» YOUR INSTRUCTIONS
Leaving out the pictures, retype all the material exactly.

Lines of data
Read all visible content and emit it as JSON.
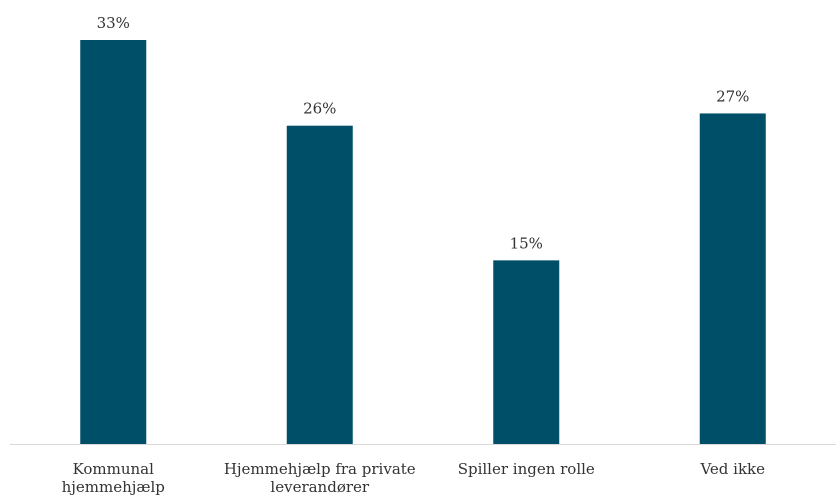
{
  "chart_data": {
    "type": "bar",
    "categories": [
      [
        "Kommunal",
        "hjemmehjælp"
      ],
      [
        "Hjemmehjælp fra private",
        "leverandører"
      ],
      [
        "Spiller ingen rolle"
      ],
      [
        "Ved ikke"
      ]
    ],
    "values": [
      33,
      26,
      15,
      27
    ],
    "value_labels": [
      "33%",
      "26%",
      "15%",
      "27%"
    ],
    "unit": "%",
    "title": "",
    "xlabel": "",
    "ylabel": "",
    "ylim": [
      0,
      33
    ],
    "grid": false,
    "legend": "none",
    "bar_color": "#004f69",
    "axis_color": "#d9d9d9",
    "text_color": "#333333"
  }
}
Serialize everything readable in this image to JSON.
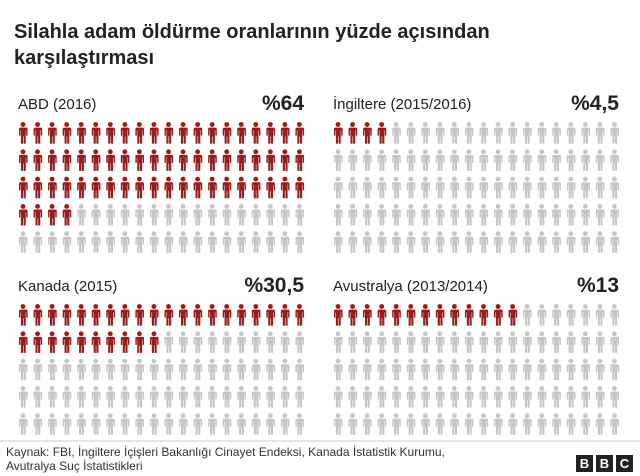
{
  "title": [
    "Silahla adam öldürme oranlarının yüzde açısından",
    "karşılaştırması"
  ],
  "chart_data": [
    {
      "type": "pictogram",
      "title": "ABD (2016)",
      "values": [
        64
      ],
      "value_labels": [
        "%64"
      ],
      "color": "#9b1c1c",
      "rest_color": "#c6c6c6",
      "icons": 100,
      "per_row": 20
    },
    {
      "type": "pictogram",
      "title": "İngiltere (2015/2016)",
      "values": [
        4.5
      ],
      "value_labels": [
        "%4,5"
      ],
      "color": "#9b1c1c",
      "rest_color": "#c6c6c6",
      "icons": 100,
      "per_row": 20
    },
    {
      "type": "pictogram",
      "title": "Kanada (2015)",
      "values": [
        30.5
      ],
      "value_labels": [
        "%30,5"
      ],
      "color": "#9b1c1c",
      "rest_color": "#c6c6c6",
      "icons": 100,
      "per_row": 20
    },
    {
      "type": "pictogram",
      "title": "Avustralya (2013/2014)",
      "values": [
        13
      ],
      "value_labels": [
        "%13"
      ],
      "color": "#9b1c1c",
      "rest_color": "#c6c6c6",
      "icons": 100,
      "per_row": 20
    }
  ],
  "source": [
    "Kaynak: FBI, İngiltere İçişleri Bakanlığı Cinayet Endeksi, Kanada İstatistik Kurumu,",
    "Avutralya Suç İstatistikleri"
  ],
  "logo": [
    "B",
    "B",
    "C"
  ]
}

» SOLVED PROBLEM
Read all visible content and emit it as JSON.
{
  "chart_data": {
    "type": "bar",
    "categories": [
      [
        "Kommunal",
        "hjemmehjælp"
      ],
      [
        "Hjemmehjælp fra private",
        "leverandører"
      ],
      [
        "Spiller ingen rolle"
      ],
      [
        "Ved ikke"
      ]
    ],
    "values": [
      33,
      26,
      15,
      27
    ],
    "value_labels": [
      "33%",
      "26%",
      "15%",
      "27%"
    ],
    "unit": "%",
    "title": "",
    "xlabel": "",
    "ylabel": "",
    "ylim": [
      0,
      33
    ],
    "grid": false,
    "legend": "none",
    "bar_color": "#004f69",
    "axis_color": "#d9d9d9",
    "text_color": "#333333"
  }
}
Serialize everything readable in this image to JSON.
{
  "title": [
    "Silahla adam öldürme oranlarının yüzde açısından",
    "karşılaştırması"
  ],
  "chart_data": [
    {
      "type": "pictogram",
      "title": "ABD (2016)",
      "values": [
        64
      ],
      "value_labels": [
        "%64"
      ],
      "color": "#9b1c1c",
      "rest_color": "#c6c6c6",
      "icons": 100,
      "per_row": 20
    },
    {
      "type": "pictogram",
      "title": "İngiltere (2015/2016)",
      "values": [
        4.5
      ],
      "value_labels": [
        "%4,5"
      ],
      "color": "#9b1c1c",
      "rest_color": "#c6c6c6",
      "icons": 100,
      "per_row": 20
    },
    {
      "type": "pictogram",
      "title": "Kanada (2015)",
      "values": [
        30.5
      ],
      "value_labels": [
        "%30,5"
      ],
      "color": "#9b1c1c",
      "rest_color": "#c6c6c6",
      "icons": 100,
      "per_row": 20
    },
    {
      "type": "pictogram",
      "title": "Avustralya (2013/2014)",
      "values": [
        13
      ],
      "value_labels": [
        "%13"
      ],
      "color": "#9b1c1c",
      "rest_color": "#c6c6c6",
      "icons": 100,
      "per_row": 20
    }
  ],
  "source": [
    "Kaynak: FBI, İngiltere İçişleri Bakanlığı Cinayet Endeksi, Kanada İstatistik Kurumu,",
    "Avutralya Suç İstatistikleri"
  ],
  "logo": [
    "B",
    "B",
    "C"
  ]
}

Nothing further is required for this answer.